━━━━━ Data ━━━━━

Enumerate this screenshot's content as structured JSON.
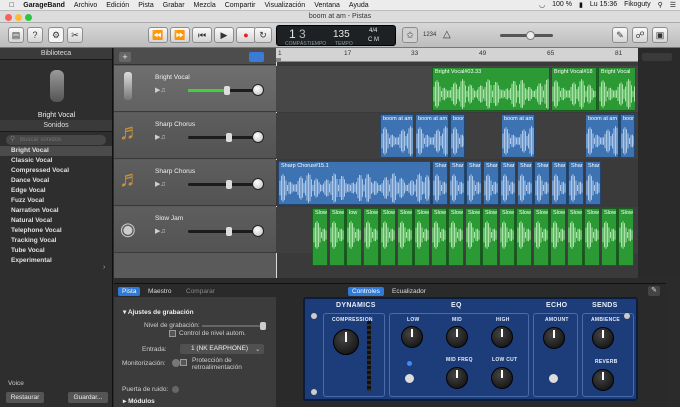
{
  "menubar": {
    "app": "GarageBand",
    "items": [
      "Archivo",
      "Edición",
      "Pista",
      "Grabar",
      "Mezcla",
      "Compartir",
      "Visualización",
      "Ventana",
      "Ayuda"
    ],
    "battery": "100 %",
    "clock": "Lu 15:36",
    "user": "Fikoguty"
  },
  "window": {
    "title": "boom at am - Pistas"
  },
  "lcd": {
    "bar": "1",
    "beat": "3",
    "bar_label": "COMPÁS",
    "beat_label": "TIEMPO",
    "tempo": "135",
    "tempo_label": "TEMPO",
    "signature": "4/4",
    "key": "C M",
    "count_in": "1234"
  },
  "library": {
    "header": "Biblioteca",
    "patch": "Bright Vocal",
    "sounds_header": "Sonidos",
    "search_placeholder": "Buscar sonidos",
    "sounds": [
      "Bright Vocal",
      "Classic Vocal",
      "Compressed Vocal",
      "Dance Vocal",
      "Edge Vocal",
      "Fuzz Vocal",
      "Narration Vocal",
      "Natural Vocal",
      "Telephone Vocal",
      "Tracking Vocal",
      "Tube Vocal",
      "Experimental"
    ],
    "footer_label": "Voice",
    "restore": "Restaurar",
    "save": "Guardar..."
  },
  "tracks": [
    {
      "name": "Bright Vocal",
      "volume": 0.6
    },
    {
      "name": "Sharp Chorus",
      "volume": 0.6
    },
    {
      "name": "Sharp Chorus",
      "volume": 0.6
    },
    {
      "name": "Slow Jam",
      "volume": 0.6
    }
  ],
  "ruler": [
    "1",
    "17",
    "33",
    "49",
    "65",
    "81"
  ],
  "regions": {
    "vocal": [
      "Bright Vocal#03.33",
      "Bright Vocal#18",
      "Bright Vocal"
    ],
    "chorus1": [
      "boom at am",
      "boom at am",
      "boom",
      "boom at am",
      "boom at am",
      "boom"
    ],
    "chorus2": [
      "Sharp Chorus#15.1",
      "Shar",
      "Shar",
      "Shar",
      "Shar",
      "Shar",
      "Shar",
      "Shar",
      "Shar",
      "Shar",
      "Shar"
    ],
    "slowjam": [
      "Slow",
      "Slow",
      "low",
      "Slow",
      "Slow",
      "Slow",
      "Slow",
      "Slow",
      "Slow",
      "Slow",
      "Slow",
      "Slow",
      "Slow",
      "Slow",
      "Slow",
      "Slow",
      "Slow",
      "Slow",
      "Slow"
    ]
  },
  "editor": {
    "tabs": [
      "Pista",
      "Maestro",
      "Comparar"
    ],
    "right_tabs": [
      "Controles",
      "Ecualizador"
    ],
    "rec_settings": "Ajustes de grabación",
    "rec_level": "Nivel de grabación:",
    "auto_control": "Control de nivel autom.",
    "input_label": "Entrada:",
    "input_value": "1 (NK EARPHONE)",
    "monitoring": "Monitorización:",
    "feedback": "Protección de retroalimentación",
    "noise_gate": "Puerta de ruido:",
    "modules": "Módulos"
  },
  "plugin": {
    "dynamics": "DYNAMICS",
    "compression": "COMPRESSION",
    "eq": "EQ",
    "low": "LOW",
    "mid": "MID",
    "high": "HIGH",
    "mid_freq": "MID FREQ",
    "low_cut": "LOW CUT",
    "echo": "ECHO",
    "amount": "AMOUNT",
    "sends": "SENDS",
    "ambience": "AMBIENCE",
    "reverb": "REVERB"
  }
}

━━━━━

Problem: Write out the entries again, exactly as given, skipping any images.

Output of the task:
Enumerate this screenshot's content as structured JSON.
{
  "menubar": {
    "app": "GarageBand",
    "items": [
      "Archivo",
      "Edición",
      "Pista",
      "Grabar",
      "Mezcla",
      "Compartir",
      "Visualización",
      "Ventana",
      "Ayuda"
    ],
    "battery": "100 %",
    "clock": "Lu 15:36",
    "user": "Fikoguty"
  },
  "window": {
    "title": "boom at am - Pistas"
  },
  "lcd": {
    "bar": "1",
    "beat": "3",
    "bar_label": "COMPÁS",
    "beat_label": "TIEMPO",
    "tempo": "135",
    "tempo_label": "TEMPO",
    "signature": "4/4",
    "key": "C M",
    "count_in": "1234"
  },
  "library": {
    "header": "Biblioteca",
    "patch": "Bright Vocal",
    "sounds_header": "Sonidos",
    "search_placeholder": "Buscar sonidos",
    "sounds": [
      "Bright Vocal",
      "Classic Vocal",
      "Compressed Vocal",
      "Dance Vocal",
      "Edge Vocal",
      "Fuzz Vocal",
      "Narration Vocal",
      "Natural Vocal",
      "Telephone Vocal",
      "Tracking Vocal",
      "Tube Vocal",
      "Experimental"
    ],
    "footer_label": "Voice",
    "restore": "Restaurar",
    "save": "Guardar..."
  },
  "tracks": [
    {
      "name": "Bright Vocal",
      "volume": 0.6
    },
    {
      "name": "Sharp Chorus",
      "volume": 0.6
    },
    {
      "name": "Sharp Chorus",
      "volume": 0.6
    },
    {
      "name": "Slow Jam",
      "volume": 0.6
    }
  ],
  "ruler": [
    "1",
    "17",
    "33",
    "49",
    "65",
    "81"
  ],
  "regions": {
    "vocal": [
      "Bright Vocal#03.33",
      "Bright Vocal#18",
      "Bright Vocal"
    ],
    "chorus1": [
      "boom at am",
      "boom at am",
      "boom",
      "boom at am",
      "boom at am",
      "boom"
    ],
    "chorus2": [
      "Sharp Chorus#15.1",
      "Shar",
      "Shar",
      "Shar",
      "Shar",
      "Shar",
      "Shar",
      "Shar",
      "Shar",
      "Shar",
      "Shar"
    ],
    "slowjam": [
      "Slow",
      "Slow",
      "low",
      "Slow",
      "Slow",
      "Slow",
      "Slow",
      "Slow",
      "Slow",
      "Slow",
      "Slow",
      "Slow",
      "Slow",
      "Slow",
      "Slow",
      "Slow",
      "Slow",
      "Slow",
      "Slow"
    ]
  },
  "editor": {
    "tabs": [
      "Pista",
      "Maestro",
      "Comparar"
    ],
    "right_tabs": [
      "Controles",
      "Ecualizador"
    ],
    "rec_settings": "Ajustes de grabación",
    "rec_level": "Nivel de grabación:",
    "auto_control": "Control de nivel autom.",
    "input_label": "Entrada:",
    "input_value": "1 (NK EARPHONE)",
    "monitoring": "Monitorización:",
    "feedback": "Protección de retroalimentación",
    "noise_gate": "Puerta de ruido:",
    "modules": "Módulos"
  },
  "plugin": {
    "dynamics": "DYNAMICS",
    "compression": "COMPRESSION",
    "eq": "EQ",
    "low": "LOW",
    "mid": "MID",
    "high": "HIGH",
    "mid_freq": "MID FREQ",
    "low_cut": "LOW CUT",
    "echo": "ECHO",
    "amount": "AMOUNT",
    "sends": "SENDS",
    "ambience": "AMBIENCE",
    "reverb": "REVERB"
  }
}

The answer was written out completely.